• Exercise prompt:
Switch "Dark mode" to "Night mode" in the entries from the line holding "menu-item-about-us[interactable]: About Us" through the last entry, inclusive, and give those lines again with nothing else altered.

• Given information:
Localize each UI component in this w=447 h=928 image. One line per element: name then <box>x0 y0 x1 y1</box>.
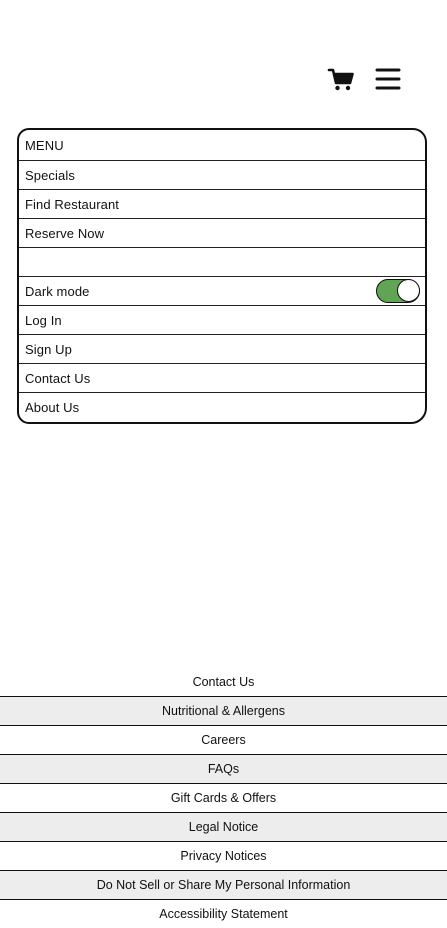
menu-item-about-us[interactable]: About Us <box>19 393 425 422</box>
toggle-knob <box>397 279 420 302</box>
menu-item-sign-up[interactable]: Sign Up <box>19 335 425 364</box>
menu-panel: MENU Specials Find Restaurant Reserve No… <box>17 128 427 424</box>
hamburger-menu-icon[interactable] <box>374 64 404 94</box>
menu-item-reserve-now[interactable]: Reserve Now <box>19 219 425 248</box>
shopping-cart-icon[interactable] <box>326 64 356 94</box>
menu-item-dark-mode: Dark mode <box>19 277 425 306</box>
footer-link-contact-us[interactable]: Contact Us <box>0 667 447 696</box>
menu-item-find-restaurant[interactable]: Find Restaurant <box>19 190 425 219</box>
menu-empty-row <box>19 248 425 277</box>
dark-mode-toggle[interactable] <box>376 279 420 303</box>
footer-link-accessibility[interactable]: Accessibility Statement <box>0 899 447 928</box>
menu-item-specials[interactable]: Specials <box>19 161 425 190</box>
footer-link-privacy-notices[interactable]: Privacy Notices <box>0 841 447 870</box>
menu-item-log-in[interactable]: Log In <box>19 306 425 335</box>
footer-link-gift-cards[interactable]: Gift Cards & Offers <box>0 783 447 812</box>
footer-link-careers[interactable]: Careers <box>0 725 447 754</box>
footer-link-legal-notice[interactable]: Legal Notice <box>0 812 447 841</box>
menu-title: MENU <box>19 130 425 161</box>
footer-link-nutritional-allergens[interactable]: Nutritional & Allergens <box>0 696 447 725</box>
dark-mode-label: Dark mode <box>25 283 90 299</box>
menu-item-contact-us[interactable]: Contact Us <box>19 364 425 393</box>
footer-links: Contact Us Nutritional & Allergens Caree… <box>0 667 447 928</box>
top-bar <box>0 64 447 96</box>
footer-link-do-not-sell[interactable]: Do Not Sell or Share My Personal Informa… <box>0 870 447 899</box>
footer-link-faqs[interactable]: FAQs <box>0 754 447 783</box>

• Answer to the exercise:
menu-item-about-us[interactable]: About Us <box>19 393 425 422</box>
toggle-knob <box>397 279 420 302</box>
menu-item-sign-up[interactable]: Sign Up <box>19 335 425 364</box>
menu-panel: MENU Specials Find Restaurant Reserve No… <box>17 128 427 424</box>
hamburger-menu-icon[interactable] <box>374 64 404 94</box>
menu-item-reserve-now[interactable]: Reserve Now <box>19 219 425 248</box>
shopping-cart-icon[interactable] <box>326 64 356 94</box>
menu-item-dark-mode: Night mode <box>19 277 425 306</box>
footer-link-contact-us[interactable]: Contact Us <box>0 667 447 696</box>
menu-item-find-restaurant[interactable]: Find Restaurant <box>19 190 425 219</box>
menu-empty-row <box>19 248 425 277</box>
dark-mode-toggle[interactable] <box>376 279 420 303</box>
footer-link-accessibility[interactable]: Accessibility Statement <box>0 899 447 928</box>
menu-item-specials[interactable]: Specials <box>19 161 425 190</box>
footer-link-privacy-notices[interactable]: Privacy Notices <box>0 841 447 870</box>
menu-item-log-in[interactable]: Log In <box>19 306 425 335</box>
footer-link-gift-cards[interactable]: Gift Cards & Offers <box>0 783 447 812</box>
footer-link-careers[interactable]: Careers <box>0 725 447 754</box>
footer-link-legal-notice[interactable]: Legal Notice <box>0 812 447 841</box>
menu-title: MENU <box>19 130 425 161</box>
footer-link-nutritional-allergens[interactable]: Nutritional & Allergens <box>0 696 447 725</box>
dark-mode-label: Night mode <box>25 283 90 299</box>
menu-item-contact-us[interactable]: Contact Us <box>19 364 425 393</box>
footer-links: Contact Us Nutritional & Allergens Caree… <box>0 667 447 928</box>
top-bar <box>0 64 447 96</box>
footer-link-do-not-sell[interactable]: Do Not Sell or Share My Personal Informa… <box>0 870 447 899</box>
footer-link-faqs[interactable]: FAQs <box>0 754 447 783</box>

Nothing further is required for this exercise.